** begin EXTRACTED ENTRIES **

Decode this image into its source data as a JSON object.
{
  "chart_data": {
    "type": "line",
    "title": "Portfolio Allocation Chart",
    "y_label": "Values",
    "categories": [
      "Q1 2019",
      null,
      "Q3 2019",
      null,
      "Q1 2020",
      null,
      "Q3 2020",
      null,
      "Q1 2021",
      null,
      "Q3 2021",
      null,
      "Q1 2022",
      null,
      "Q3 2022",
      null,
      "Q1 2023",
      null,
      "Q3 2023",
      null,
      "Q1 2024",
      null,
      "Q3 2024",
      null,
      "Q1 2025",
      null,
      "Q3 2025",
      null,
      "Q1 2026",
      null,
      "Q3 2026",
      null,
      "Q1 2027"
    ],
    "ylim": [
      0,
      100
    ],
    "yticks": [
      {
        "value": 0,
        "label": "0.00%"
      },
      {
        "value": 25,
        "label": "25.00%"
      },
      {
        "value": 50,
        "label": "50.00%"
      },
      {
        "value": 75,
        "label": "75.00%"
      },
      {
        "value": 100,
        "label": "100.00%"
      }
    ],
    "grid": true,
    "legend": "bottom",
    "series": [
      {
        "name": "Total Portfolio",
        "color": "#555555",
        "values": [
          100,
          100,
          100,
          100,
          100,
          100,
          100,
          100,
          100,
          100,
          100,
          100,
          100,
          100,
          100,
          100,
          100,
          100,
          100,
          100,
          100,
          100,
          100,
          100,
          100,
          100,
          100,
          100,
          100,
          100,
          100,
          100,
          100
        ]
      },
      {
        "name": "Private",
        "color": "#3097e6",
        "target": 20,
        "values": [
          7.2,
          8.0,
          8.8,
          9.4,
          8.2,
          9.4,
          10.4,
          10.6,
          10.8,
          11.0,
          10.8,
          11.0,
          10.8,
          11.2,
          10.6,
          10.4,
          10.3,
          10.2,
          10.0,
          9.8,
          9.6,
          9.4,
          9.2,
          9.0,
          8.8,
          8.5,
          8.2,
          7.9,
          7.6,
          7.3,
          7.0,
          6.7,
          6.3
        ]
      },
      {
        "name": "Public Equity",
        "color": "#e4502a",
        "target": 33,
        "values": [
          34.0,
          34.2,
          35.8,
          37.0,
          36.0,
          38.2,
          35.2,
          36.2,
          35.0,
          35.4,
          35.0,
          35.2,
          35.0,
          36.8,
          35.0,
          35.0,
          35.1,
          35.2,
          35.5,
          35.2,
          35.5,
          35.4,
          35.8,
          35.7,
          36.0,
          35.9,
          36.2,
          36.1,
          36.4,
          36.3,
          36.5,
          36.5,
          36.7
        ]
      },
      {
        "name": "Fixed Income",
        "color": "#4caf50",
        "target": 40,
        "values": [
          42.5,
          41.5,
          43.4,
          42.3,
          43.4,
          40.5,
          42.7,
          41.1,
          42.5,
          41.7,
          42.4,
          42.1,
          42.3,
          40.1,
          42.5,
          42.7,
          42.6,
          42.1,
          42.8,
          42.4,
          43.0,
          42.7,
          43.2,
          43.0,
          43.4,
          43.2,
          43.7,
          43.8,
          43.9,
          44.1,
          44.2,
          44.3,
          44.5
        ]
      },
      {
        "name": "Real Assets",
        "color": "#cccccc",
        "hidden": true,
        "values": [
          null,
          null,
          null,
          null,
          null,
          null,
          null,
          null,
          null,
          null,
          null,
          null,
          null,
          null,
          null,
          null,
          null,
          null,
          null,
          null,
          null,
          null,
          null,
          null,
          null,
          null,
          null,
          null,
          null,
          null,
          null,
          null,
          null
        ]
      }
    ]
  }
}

** end EXTRACTED ENTRIES **

**EXERCISE TASK:**
How many lines in these entries hold the string "Portfolio"? Answer with the number alone.

**OUTPUT:**
2